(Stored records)
════

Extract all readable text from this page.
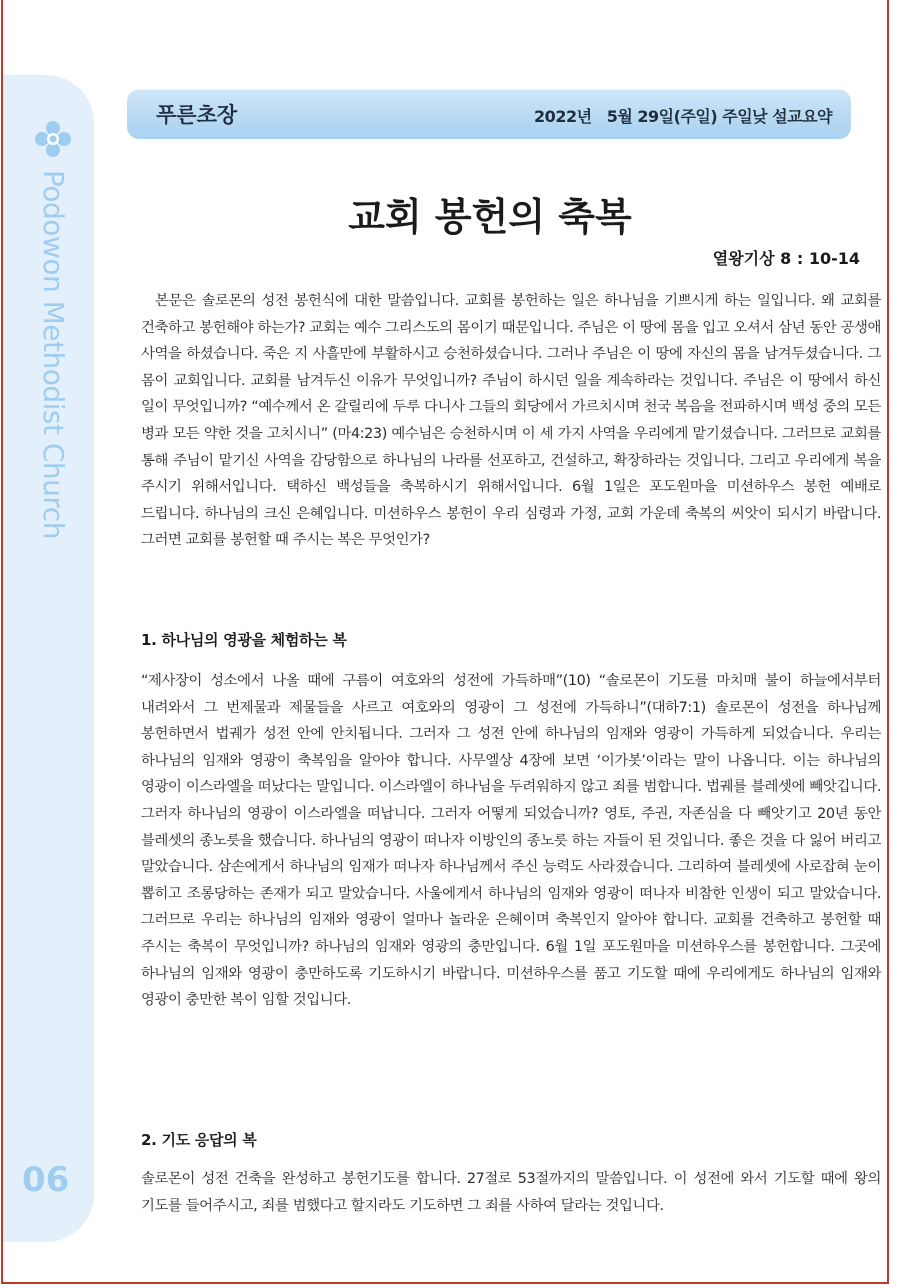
Podowon Methodist Church
06
푸른초장	2022년   5월 29일(주일) 주일낮 설교요약
교회 봉헌의 축복
열왕기상 8 : 10-14

본문은 솔로몬의 성전 봉헌식에 대한 말씀입니다. 교회를 봉헌하는 일은 하나님을 기쁘시게 하는 일입니다. 왜 교회를 건축하고 봉헌해야 하는가? 교회는 예수 그리스도의 몸이기 때문입니다. 주님은 이 땅에 몸을 입고 오셔서 삼년 동안 공생애 사역을 하셨습니다. 죽은 지 사흘만에 부활하시고 승천하셨습니다. 그러나 주님은 이 땅에 자신의 몸을 남겨두셨습니다. 그 몸이 교회입니다. 교회를 남겨두신 이유가 무엇입니까? 주님이 하시던 일을 계속하라는 것입니다. 주님은 이 땅에서 하신 일이 무엇입니까? “예수께서 온 갈릴리에 두루 다니사 그들의 회당에서 가르치시며 천국 복음을 전파하시며 백성 중의 모든 병과 모든 약한 것을 고치시니” (마4:23) 예수님은 승천하시며 이 세 가지 사역을 우리에게 맡기셨습니다. 그러므로 교회를 통해 주님이 맡기신 사역을 감당함으로 하나님의 나라를 선포하고, 건설하고, 확장하라는 것입니다. 그리고 우리에게 복을 주시기 위해서입니다. 택하신 백성들을 축복하시기 위해서입니다. 6월 1일은 포도원마을 미션하우스 봉헌 예배로 드립니다. 하나님의 크신 은혜입니다. 미션하우스 봉헌이 우리 심령과 가정, 교회 가운데 축복의 씨앗이 되시기 바랍니다. 그러면 교회를 봉헌할 때 주시는 복은 무엇인가?

1. 하나님의 영광을 체험하는 복

“제사장이 성소에서 나올 때에 구름이 여호와의 성전에 가득하매”(10) “솔로몬이 기도를 마치매 불이 하늘에서부터 내려와서 그 번제물과 제물들을 사르고 여호와의 영광이 그 성전에 가득하니”(대하7:1) 솔로몬이 성전을 하나님께 봉헌하면서 법궤가 성전 안에 안치됩니다. 그러자 그 성전 안에 하나님의 임재와 영광이 가득하게 되었습니다. 우리는 하나님의 임재와 영광이 축복임을 알아야 합니다. 사무엘상 4장에 보면 ‘이가봇’이라는 말이 나옵니다. 이는 하나님의 영광이 이스라엘을 떠났다는 말입니다. 이스라엘이 하나님을 두려워하지 않고 죄를 범합니다. 법궤를 블레셋에 빼앗깁니다. 그러자 하나님의 영광이 이스라엘을 떠납니다. 그러자 어떻게 되었습니까? 영토, 주권, 자존심을 다 빼앗기고 20년 동안 블레셋의 종노릇을 했습니다. 하나님의 영광이 떠나자 이방인의 종노릇 하는 자들이 된 것입니다. 좋은 것을 다 잃어 버리고 말았습니다. 삼손에게서 하나님의 임재가 떠나자 하나님께서 주신 능력도 사라졌습니다. 그리하여 블레셋에 사로잡혀 눈이 뽑히고 조롱당하는 존재가 되고 말았습니다. 사울에게서 하나님의 임재와 영광이 떠나자 비참한 인생이 되고 말았습니다. 그러므로 우리는 하나님의 임재와 영광이 얼마나 놀라운 은혜이며 축복인지 알아야 합니다. 교회를 건축하고 봉헌할 때 주시는 축복이 무엇입니까? 하나님의 임재와 영광의 충만입니다. 6월 1일 포도원마을 미션하우스를 봉헌합니다. 그곳에 하나님의 임재와 영광이 충만하도록 기도하시기 바랍니다. 미션하우스를 품고 기도할 때에 우리에게도 하나님의 임재와 영광이 충만한 복이 임할 것입니다.

2. 기도 응답의 복

솔로몬이 성전 건축을 완성하고 봉헌기도를 합니다. 27절로 53절까지의 말씀입니다. 이 성전에 와서 기도할 때에 왕의 기도를 들어주시고, 죄를 범했다고 할지라도 기도하면 그 죄를 사하여 달라는 것입니다.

════

# EXERCISE REQUIREMENTS
Pictures stay out; reproduce every line of the records exactly.

# TASK SOLUTION
Extract all readable text from this page.
Podowon Methodist Church
06
푸른초장	2022년   5월 29일(주일) 주일낮 설교요약
교회 봉헌의 축복
열왕기상 8 : 10-14

본문은 솔로몬의 성전 봉헌식에 대한 말씀입니다. 교회를 봉헌하는 일은 하나님을 기쁘시게 하는 일입니다. 왜 교회를 건축하고 봉헌해야 하는가? 교회는 예수 그리스도의 몸이기 때문입니다. 주님은 이 땅에 몸을 입고 오셔서 삼년 동안 공생애 사역을 하셨습니다. 죽은 지 사흘만에 부활하시고 승천하셨습니다. 그러나 주님은 이 땅에 자신의 몸을 남겨두셨습니다. 그 몸이 교회입니다. 교회를 남겨두신 이유가 무엇입니까? 주님이 하시던 일을 계속하라는 것입니다. 주님은 이 땅에서 하신 일이 무엇입니까? “예수께서 온 갈릴리에 두루 다니사 그들의 회당에서 가르치시며 천국 복음을 전파하시며 백성 중의 모든 병과 모든 약한 것을 고치시니” (마4:23) 예수님은 승천하시며 이 세 가지 사역을 우리에게 맡기셨습니다. 그러므로 교회를 통해 주님이 맡기신 사역을 감당함으로 하나님의 나라를 선포하고, 건설하고, 확장하라는 것입니다. 그리고 우리에게 복을 주시기 위해서입니다. 택하신 백성들을 축복하시기 위해서입니다. 6월 1일은 포도원마을 미션하우스 봉헌 예배로 드립니다. 하나님의 크신 은혜입니다. 미션하우스 봉헌이 우리 심령과 가정, 교회 가운데 축복의 씨앗이 되시기 바랍니다. 그러면 교회를 봉헌할 때 주시는 복은 무엇인가?

1. 하나님의 영광을 체험하는 복

“제사장이 성소에서 나올 때에 구름이 여호와의 성전에 가득하매”(10) “솔로몬이 기도를 마치매 불이 하늘에서부터 내려와서 그 번제물과 제물들을 사르고 여호와의 영광이 그 성전에 가득하니”(대하7:1) 솔로몬이 성전을 하나님께 봉헌하면서 법궤가 성전 안에 안치됩니다. 그러자 그 성전 안에 하나님의 임재와 영광이 가득하게 되었습니다. 우리는 하나님의 임재와 영광이 축복임을 알아야 합니다. 사무엘상 4장에 보면 ‘이가봇’이라는 말이 나옵니다. 이는 하나님의 영광이 이스라엘을 떠났다는 말입니다. 이스라엘이 하나님을 두려워하지 않고 죄를 범합니다. 법궤를 블레셋에 빼앗깁니다. 그러자 하나님의 영광이 이스라엘을 떠납니다. 그러자 어떻게 되었습니까? 영토, 주권, 자존심을 다 빼앗기고 20년 동안 블레셋의 종노릇을 했습니다. 하나님의 영광이 떠나자 이방인의 종노릇 하는 자들이 된 것입니다. 좋은 것을 다 잃어 버리고 말았습니다. 삼손에게서 하나님의 임재가 떠나자 하나님께서 주신 능력도 사라졌습니다. 그리하여 블레셋에 사로잡혀 눈이 뽑히고 조롱당하는 존재가 되고 말았습니다. 사울에게서 하나님의 임재와 영광이 떠나자 비참한 인생이 되고 말았습니다. 그러므로 우리는 하나님의 임재와 영광이 얼마나 놀라운 은혜이며 축복인지 알아야 합니다. 교회를 건축하고 봉헌할 때 주시는 축복이 무엇입니까? 하나님의 임재와 영광의 충만입니다. 6월 1일 포도원마을 미션하우스를 봉헌합니다. 그곳에 하나님의 임재와 영광이 충만하도록 기도하시기 바랍니다. 미션하우스를 품고 기도할 때에 우리에게도 하나님의 임재와 영광이 충만한 복이 임할 것입니다.

2. 기도 응답의 복

솔로몬이 성전 건축을 완성하고 봉헌기도를 합니다. 27절로 53절까지의 말씀입니다. 이 성전에 와서 기도할 때에 왕의 기도를 들어주시고, 죄를 범했다고 할지라도 기도하면 그 죄를 사하여 달라는 것입니다.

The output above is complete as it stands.